**Exercise instructions**
Reply with one number only: the count of lines below that contain the word "Saat".
## Start Given records
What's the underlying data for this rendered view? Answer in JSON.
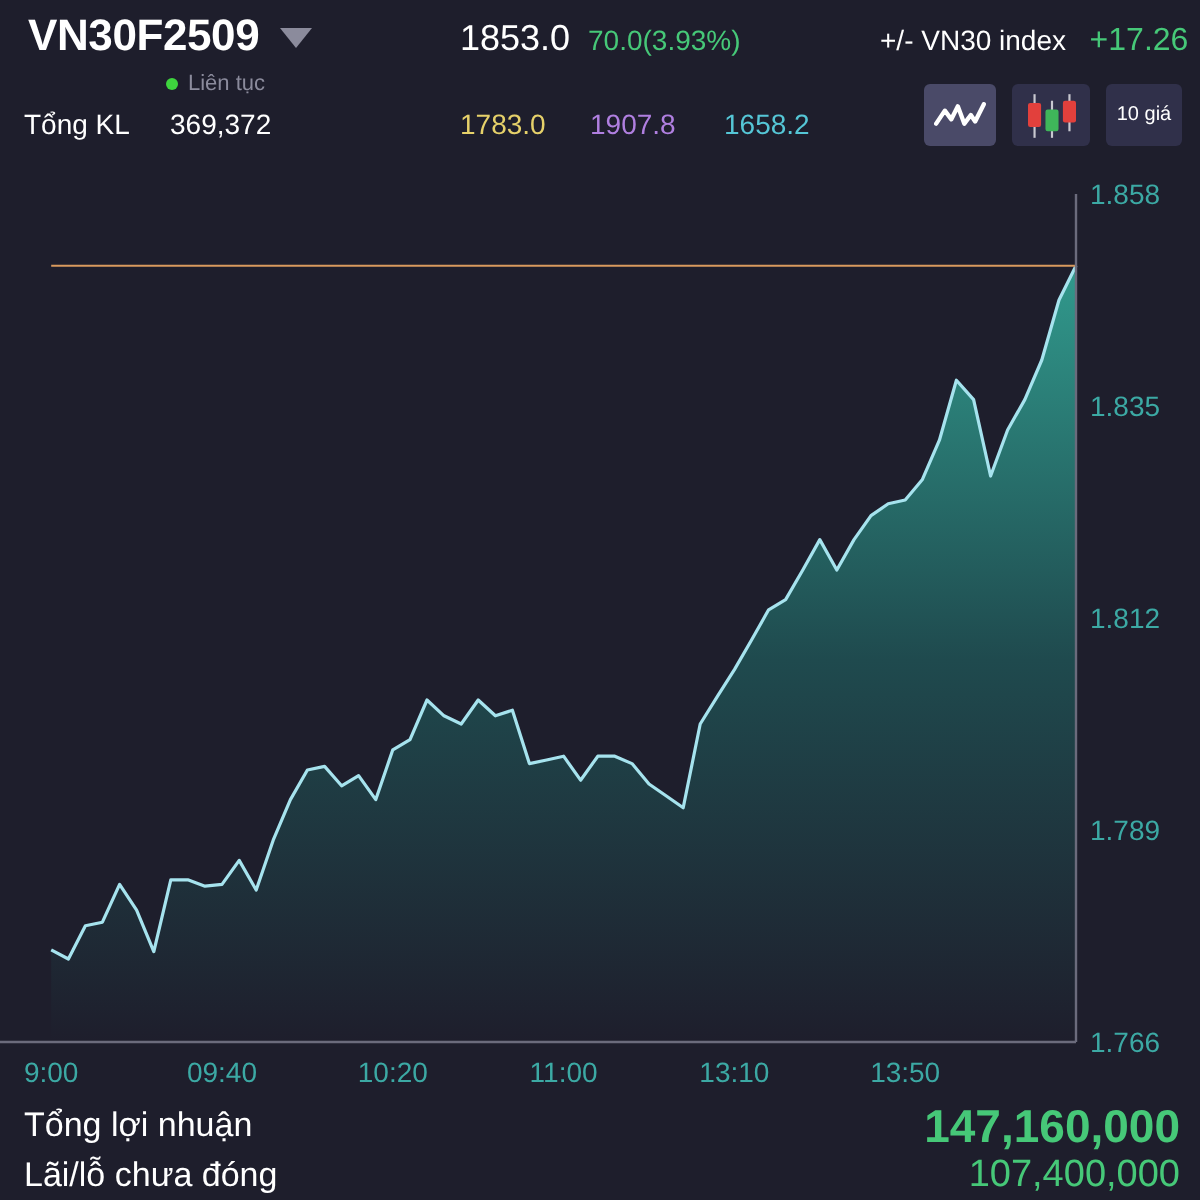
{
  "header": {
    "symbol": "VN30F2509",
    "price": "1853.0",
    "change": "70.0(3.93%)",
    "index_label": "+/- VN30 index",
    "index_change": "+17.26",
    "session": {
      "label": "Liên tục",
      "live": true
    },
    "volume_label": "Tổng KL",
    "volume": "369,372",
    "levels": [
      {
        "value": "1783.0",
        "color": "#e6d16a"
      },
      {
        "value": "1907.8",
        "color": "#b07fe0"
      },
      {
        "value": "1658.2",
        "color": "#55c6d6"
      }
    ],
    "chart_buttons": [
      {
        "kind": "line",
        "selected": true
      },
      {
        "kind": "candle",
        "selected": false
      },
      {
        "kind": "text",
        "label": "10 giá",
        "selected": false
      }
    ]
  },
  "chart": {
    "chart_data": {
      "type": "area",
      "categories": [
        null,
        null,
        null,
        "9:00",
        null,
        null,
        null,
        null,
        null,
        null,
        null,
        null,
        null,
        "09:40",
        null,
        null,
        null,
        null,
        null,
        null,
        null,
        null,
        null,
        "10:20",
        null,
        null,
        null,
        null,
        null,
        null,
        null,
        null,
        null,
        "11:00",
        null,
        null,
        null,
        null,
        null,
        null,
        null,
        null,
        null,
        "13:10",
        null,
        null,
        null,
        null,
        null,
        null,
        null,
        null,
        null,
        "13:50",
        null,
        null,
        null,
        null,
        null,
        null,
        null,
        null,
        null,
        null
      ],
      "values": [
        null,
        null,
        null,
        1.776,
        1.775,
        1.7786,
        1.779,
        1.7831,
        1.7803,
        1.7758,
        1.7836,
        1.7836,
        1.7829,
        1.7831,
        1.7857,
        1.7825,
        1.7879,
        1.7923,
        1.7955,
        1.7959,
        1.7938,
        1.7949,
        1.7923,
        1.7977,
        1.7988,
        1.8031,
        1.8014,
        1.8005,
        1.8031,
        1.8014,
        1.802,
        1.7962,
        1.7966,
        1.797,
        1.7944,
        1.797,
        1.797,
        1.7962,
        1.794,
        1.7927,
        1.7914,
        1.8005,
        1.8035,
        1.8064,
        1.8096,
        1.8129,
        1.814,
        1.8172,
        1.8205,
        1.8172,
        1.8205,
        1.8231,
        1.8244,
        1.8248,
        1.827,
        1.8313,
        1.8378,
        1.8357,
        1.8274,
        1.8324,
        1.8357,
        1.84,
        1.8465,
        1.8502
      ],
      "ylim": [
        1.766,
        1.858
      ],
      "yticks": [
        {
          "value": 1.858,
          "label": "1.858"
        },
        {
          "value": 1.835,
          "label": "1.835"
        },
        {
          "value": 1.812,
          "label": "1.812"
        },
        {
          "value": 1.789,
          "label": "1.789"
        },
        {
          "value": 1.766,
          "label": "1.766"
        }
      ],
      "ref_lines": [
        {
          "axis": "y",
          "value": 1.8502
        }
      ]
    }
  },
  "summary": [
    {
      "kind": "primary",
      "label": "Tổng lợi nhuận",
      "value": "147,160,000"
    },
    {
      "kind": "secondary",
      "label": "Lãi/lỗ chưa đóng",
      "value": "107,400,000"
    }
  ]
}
## End Given records
## Start Given records
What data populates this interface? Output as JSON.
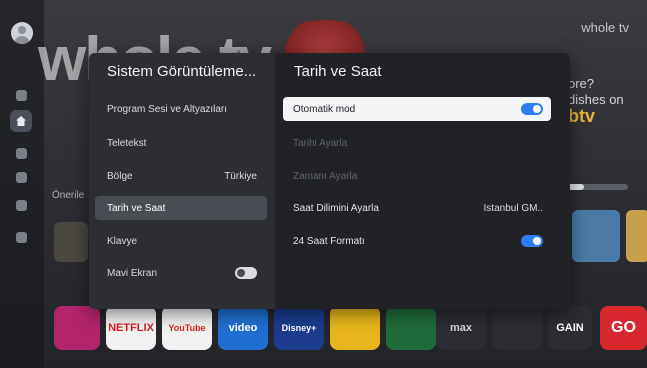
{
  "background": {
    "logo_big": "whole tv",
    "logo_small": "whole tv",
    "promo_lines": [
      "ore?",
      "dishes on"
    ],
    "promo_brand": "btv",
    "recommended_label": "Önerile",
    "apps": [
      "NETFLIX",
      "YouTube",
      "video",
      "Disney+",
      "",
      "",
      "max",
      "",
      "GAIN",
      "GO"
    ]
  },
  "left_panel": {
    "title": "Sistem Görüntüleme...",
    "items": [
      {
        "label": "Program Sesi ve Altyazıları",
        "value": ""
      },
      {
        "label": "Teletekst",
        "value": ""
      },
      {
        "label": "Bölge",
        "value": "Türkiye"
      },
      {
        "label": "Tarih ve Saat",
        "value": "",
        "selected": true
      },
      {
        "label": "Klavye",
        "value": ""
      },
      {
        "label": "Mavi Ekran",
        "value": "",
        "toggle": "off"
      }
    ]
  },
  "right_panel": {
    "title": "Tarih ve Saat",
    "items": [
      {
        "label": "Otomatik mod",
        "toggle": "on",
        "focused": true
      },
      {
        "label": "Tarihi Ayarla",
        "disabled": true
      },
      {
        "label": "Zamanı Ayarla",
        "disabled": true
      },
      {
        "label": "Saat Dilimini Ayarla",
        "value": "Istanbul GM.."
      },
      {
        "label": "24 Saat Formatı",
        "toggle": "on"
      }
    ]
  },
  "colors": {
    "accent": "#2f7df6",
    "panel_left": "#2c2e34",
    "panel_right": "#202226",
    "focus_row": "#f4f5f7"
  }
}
## End Given records
**Solution to the exercise**
4